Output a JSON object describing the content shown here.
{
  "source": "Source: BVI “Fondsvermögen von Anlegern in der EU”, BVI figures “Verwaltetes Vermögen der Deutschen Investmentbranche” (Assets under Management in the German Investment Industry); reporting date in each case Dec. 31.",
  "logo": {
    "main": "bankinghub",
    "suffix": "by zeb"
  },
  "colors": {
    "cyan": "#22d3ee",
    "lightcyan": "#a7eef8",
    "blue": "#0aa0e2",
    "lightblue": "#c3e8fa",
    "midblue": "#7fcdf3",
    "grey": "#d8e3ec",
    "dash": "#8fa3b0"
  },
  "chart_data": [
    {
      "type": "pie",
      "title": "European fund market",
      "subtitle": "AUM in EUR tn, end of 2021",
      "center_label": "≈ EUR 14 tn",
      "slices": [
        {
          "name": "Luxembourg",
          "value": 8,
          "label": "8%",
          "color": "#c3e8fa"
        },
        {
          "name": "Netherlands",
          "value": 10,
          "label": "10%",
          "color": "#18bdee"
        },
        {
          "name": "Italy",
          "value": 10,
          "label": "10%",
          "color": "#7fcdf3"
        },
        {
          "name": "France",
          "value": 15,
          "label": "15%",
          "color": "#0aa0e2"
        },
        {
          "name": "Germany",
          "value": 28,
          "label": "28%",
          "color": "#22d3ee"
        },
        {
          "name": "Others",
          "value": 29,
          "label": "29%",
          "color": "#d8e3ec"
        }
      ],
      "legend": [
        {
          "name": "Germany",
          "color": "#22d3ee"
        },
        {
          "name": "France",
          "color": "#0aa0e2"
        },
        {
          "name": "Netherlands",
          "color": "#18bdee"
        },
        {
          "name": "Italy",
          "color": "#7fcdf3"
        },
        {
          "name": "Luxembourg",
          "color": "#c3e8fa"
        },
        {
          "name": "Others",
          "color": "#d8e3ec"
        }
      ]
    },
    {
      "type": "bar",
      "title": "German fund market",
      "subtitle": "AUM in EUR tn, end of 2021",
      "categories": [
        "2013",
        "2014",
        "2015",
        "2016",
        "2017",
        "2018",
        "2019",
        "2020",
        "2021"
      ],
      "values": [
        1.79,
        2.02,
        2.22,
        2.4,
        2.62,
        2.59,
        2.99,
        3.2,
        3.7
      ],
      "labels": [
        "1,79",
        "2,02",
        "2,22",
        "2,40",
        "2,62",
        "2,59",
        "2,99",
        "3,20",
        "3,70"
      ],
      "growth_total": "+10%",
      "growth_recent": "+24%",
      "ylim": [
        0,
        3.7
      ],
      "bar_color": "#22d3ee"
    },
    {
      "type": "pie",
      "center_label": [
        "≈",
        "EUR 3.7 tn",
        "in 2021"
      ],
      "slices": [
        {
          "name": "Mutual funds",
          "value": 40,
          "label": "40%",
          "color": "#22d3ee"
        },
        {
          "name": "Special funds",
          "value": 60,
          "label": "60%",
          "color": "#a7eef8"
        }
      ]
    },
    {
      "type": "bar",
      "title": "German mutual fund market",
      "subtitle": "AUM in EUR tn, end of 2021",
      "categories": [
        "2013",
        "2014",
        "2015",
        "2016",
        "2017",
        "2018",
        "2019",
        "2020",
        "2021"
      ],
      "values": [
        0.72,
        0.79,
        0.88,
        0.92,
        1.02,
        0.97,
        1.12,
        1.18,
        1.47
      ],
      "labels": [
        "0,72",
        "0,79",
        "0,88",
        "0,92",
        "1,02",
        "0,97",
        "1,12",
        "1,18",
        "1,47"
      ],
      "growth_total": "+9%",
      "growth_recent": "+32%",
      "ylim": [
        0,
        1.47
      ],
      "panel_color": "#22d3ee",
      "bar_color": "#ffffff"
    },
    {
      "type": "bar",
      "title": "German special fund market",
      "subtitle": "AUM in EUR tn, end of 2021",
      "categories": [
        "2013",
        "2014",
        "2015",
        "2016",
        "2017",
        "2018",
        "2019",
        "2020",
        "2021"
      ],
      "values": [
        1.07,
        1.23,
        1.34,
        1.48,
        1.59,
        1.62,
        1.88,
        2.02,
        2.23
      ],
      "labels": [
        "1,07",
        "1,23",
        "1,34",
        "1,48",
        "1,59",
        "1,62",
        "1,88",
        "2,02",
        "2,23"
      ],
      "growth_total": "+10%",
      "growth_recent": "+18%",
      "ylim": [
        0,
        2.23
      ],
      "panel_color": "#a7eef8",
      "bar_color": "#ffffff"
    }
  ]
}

-*-

■ Your instructions:
Each line of the listing should be echoed back exactly.

■ Problem solution:
Output a JSON object describing the content shown here.
{
  "source": "Source: BVI “Fondsvermögen von Anlegern in der EU”, BVI figures “Verwaltetes Vermögen der Deutschen Investmentbranche” (Assets under Management in the German Investment Industry); reporting date in each case Dec. 31.",
  "logo": {
    "main": "bankinghub",
    "suffix": "by zeb"
  },
  "colors": {
    "cyan": "#22d3ee",
    "lightcyan": "#a7eef8",
    "blue": "#0aa0e2",
    "lightblue": "#c3e8fa",
    "midblue": "#7fcdf3",
    "grey": "#d8e3ec",
    "dash": "#8fa3b0"
  },
  "chart_data": [
    {
      "type": "pie",
      "title": "European fund market",
      "subtitle": "AUM in EUR tn, end of 2021",
      "center_label": "≈ EUR 14 tn",
      "slices": [
        {
          "name": "Luxembourg",
          "value": 8,
          "label": "8%",
          "color": "#c3e8fa"
        },
        {
          "name": "Netherlands",
          "value": 10,
          "label": "10%",
          "color": "#18bdee"
        },
        {
          "name": "Italy",
          "value": 10,
          "label": "10%",
          "color": "#7fcdf3"
        },
        {
          "name": "France",
          "value": 15,
          "label": "15%",
          "color": "#0aa0e2"
        },
        {
          "name": "Germany",
          "value": 28,
          "label": "28%",
          "color": "#22d3ee"
        },
        {
          "name": "Others",
          "value": 29,
          "label": "29%",
          "color": "#d8e3ec"
        }
      ],
      "legend": [
        {
          "name": "Germany",
          "color": "#22d3ee"
        },
        {
          "name": "France",
          "color": "#0aa0e2"
        },
        {
          "name": "Netherlands",
          "color": "#18bdee"
        },
        {
          "name": "Italy",
          "color": "#7fcdf3"
        },
        {
          "name": "Luxembourg",
          "color": "#c3e8fa"
        },
        {
          "name": "Others",
          "color": "#d8e3ec"
        }
      ]
    },
    {
      "type": "bar",
      "title": "German fund market",
      "subtitle": "AUM in EUR tn, end of 2021",
      "categories": [
        "2013",
        "2014",
        "2015",
        "2016",
        "2017",
        "2018",
        "2019",
        "2020",
        "2021"
      ],
      "values": [
        1.79,
        2.02,
        2.22,
        2.4,
        2.62,
        2.59,
        2.99,
        3.2,
        3.7
      ],
      "labels": [
        "1,79",
        "2,02",
        "2,22",
        "2,40",
        "2,62",
        "2,59",
        "2,99",
        "3,20",
        "3,70"
      ],
      "growth_total": "+10%",
      "growth_recent": "+24%",
      "ylim": [
        0,
        3.7
      ],
      "bar_color": "#22d3ee"
    },
    {
      "type": "pie",
      "center_label": [
        "≈",
        "EUR 3.7 tn",
        "in 2021"
      ],
      "slices": [
        {
          "name": "Mutual funds",
          "value": 40,
          "label": "40%",
          "color": "#22d3ee"
        },
        {
          "name": "Special funds",
          "value": 60,
          "label": "60%",
          "color": "#a7eef8"
        }
      ]
    },
    {
      "type": "bar",
      "title": "German mutual fund market",
      "subtitle": "AUM in EUR tn, end of 2021",
      "categories": [
        "2013",
        "2014",
        "2015",
        "2016",
        "2017",
        "2018",
        "2019",
        "2020",
        "2021"
      ],
      "values": [
        0.72,
        0.79,
        0.88,
        0.92,
        1.02,
        0.97,
        1.12,
        1.18,
        1.47
      ],
      "labels": [
        "0,72",
        "0,79",
        "0,88",
        "0,92",
        "1,02",
        "0,97",
        "1,12",
        "1,18",
        "1,47"
      ],
      "growth_total": "+9%",
      "growth_recent": "+32%",
      "ylim": [
        0,
        1.47
      ],
      "panel_color": "#22d3ee",
      "bar_color": "#ffffff"
    },
    {
      "type": "bar",
      "title": "German special fund market",
      "subtitle": "AUM in EUR tn, end of 2021",
      "categories": [
        "2013",
        "2014",
        "2015",
        "2016",
        "2017",
        "2018",
        "2019",
        "2020",
        "2021"
      ],
      "values": [
        1.07,
        1.23,
        1.34,
        1.48,
        1.59,
        1.62,
        1.88,
        2.02,
        2.23
      ],
      "labels": [
        "1,07",
        "1,23",
        "1,34",
        "1,48",
        "1,59",
        "1,62",
        "1,88",
        "2,02",
        "2,23"
      ],
      "growth_total": "+10%",
      "growth_recent": "+18%",
      "ylim": [
        0,
        2.23
      ],
      "panel_color": "#a7eef8",
      "bar_color": "#ffffff"
    }
  ]
}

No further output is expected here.